→ **Task prompt**: Transcribe the data that follows precisely, omitting nothing.

→ **Supplied records**:
_ _ _ _

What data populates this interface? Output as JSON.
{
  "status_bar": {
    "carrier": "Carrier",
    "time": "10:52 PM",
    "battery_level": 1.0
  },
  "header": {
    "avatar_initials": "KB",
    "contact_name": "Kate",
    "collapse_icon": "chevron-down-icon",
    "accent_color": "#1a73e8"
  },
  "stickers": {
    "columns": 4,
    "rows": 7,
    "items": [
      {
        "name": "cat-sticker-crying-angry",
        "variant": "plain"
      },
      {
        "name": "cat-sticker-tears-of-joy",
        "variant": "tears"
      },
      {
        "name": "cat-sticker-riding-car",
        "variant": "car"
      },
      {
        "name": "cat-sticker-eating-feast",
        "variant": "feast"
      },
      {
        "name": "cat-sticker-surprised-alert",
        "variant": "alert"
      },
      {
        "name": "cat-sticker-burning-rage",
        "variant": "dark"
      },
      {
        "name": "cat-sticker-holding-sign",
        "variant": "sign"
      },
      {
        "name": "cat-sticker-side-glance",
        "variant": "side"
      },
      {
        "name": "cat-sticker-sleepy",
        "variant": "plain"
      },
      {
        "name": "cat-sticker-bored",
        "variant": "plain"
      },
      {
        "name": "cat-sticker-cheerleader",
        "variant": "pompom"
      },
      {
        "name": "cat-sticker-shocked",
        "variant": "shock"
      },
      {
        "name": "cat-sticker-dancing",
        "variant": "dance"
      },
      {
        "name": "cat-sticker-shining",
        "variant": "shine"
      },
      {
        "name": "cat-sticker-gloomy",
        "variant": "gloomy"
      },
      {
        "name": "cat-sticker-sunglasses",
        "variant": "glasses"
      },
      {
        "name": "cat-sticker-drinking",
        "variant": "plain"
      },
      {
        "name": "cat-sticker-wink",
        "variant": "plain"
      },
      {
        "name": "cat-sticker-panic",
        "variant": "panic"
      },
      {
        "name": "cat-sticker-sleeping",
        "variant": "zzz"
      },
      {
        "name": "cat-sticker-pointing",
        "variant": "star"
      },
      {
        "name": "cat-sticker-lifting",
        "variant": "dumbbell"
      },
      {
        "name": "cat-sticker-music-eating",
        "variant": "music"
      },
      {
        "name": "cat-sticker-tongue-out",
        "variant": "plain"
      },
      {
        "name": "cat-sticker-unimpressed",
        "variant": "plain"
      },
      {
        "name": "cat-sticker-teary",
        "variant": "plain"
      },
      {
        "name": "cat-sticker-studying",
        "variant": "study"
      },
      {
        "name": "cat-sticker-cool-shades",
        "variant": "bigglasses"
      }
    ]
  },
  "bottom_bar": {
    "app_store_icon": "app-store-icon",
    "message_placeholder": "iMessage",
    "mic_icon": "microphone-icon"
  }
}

_ _ _ _

→ **The answer**:
What data populates this interface? Output as JSON.
{
  "status_bar": {
    "carrier": "Carrier",
    "time": "10:52 PM",
    "battery_level": 1.0
  },
  "header": {
    "avatar_initials": "KB",
    "contact_name": "Kate",
    "collapse_icon": "chevron-down-icon",
    "accent_color": "#1a73e8"
  },
  "stickers": {
    "columns": 4,
    "rows": 7,
    "items": [
      {
        "name": "cat-sticker-crying-angry",
        "variant": "plain"
      },
      {
        "name": "cat-sticker-tears-of-joy",
        "variant": "tears"
      },
      {
        "name": "cat-sticker-riding-car",
        "variant": "car"
      },
      {
        "name": "cat-sticker-eating-feast",
        "variant": "feast"
      },
      {
        "name": "cat-sticker-surprised-alert",
        "variant": "alert"
      },
      {
        "name": "cat-sticker-burning-rage",
        "variant": "dark"
      },
      {
        "name": "cat-sticker-holding-sign",
        "variant": "sign"
      },
      {
        "name": "cat-sticker-side-glance",
        "variant": "side"
      },
      {
        "name": "cat-sticker-sleepy",
        "variant": "plain"
      },
      {
        "name": "cat-sticker-bored",
        "variant": "plain"
      },
      {
        "name": "cat-sticker-cheerleader",
        "variant": "pompom"
      },
      {
        "name": "cat-sticker-shocked",
        "variant": "shock"
      },
      {
        "name": "cat-sticker-dancing",
        "variant": "dance"
      },
      {
        "name": "cat-sticker-shining",
        "variant": "shine"
      },
      {
        "name": "cat-sticker-gloomy",
        "variant": "gloomy"
      },
      {
        "name": "cat-sticker-sunglasses",
        "variant": "glasses"
      },
      {
        "name": "cat-sticker-drinking",
        "variant": "plain"
      },
      {
        "name": "cat-sticker-wink",
        "variant": "plain"
      },
      {
        "name": "cat-sticker-panic",
        "variant": "panic"
      },
      {
        "name": "cat-sticker-sleeping",
        "variant": "zzz"
      },
      {
        "name": "cat-sticker-pointing",
        "variant": "star"
      },
      {
        "name": "cat-sticker-lifting",
        "variant": "dumbbell"
      },
      {
        "name": "cat-sticker-music-eating",
        "variant": "music"
      },
      {
        "name": "cat-sticker-tongue-out",
        "variant": "plain"
      },
      {
        "name": "cat-sticker-unimpressed",
        "variant": "plain"
      },
      {
        "name": "cat-sticker-teary",
        "variant": "plain"
      },
      {
        "name": "cat-sticker-studying",
        "variant": "study"
      },
      {
        "name": "cat-sticker-cool-shades",
        "variant": "bigglasses"
      }
    ]
  },
  "bottom_bar": {
    "app_store_icon": "app-store-icon",
    "message_placeholder": "iMessage",
    "mic_icon": "microphone-icon"
  }
}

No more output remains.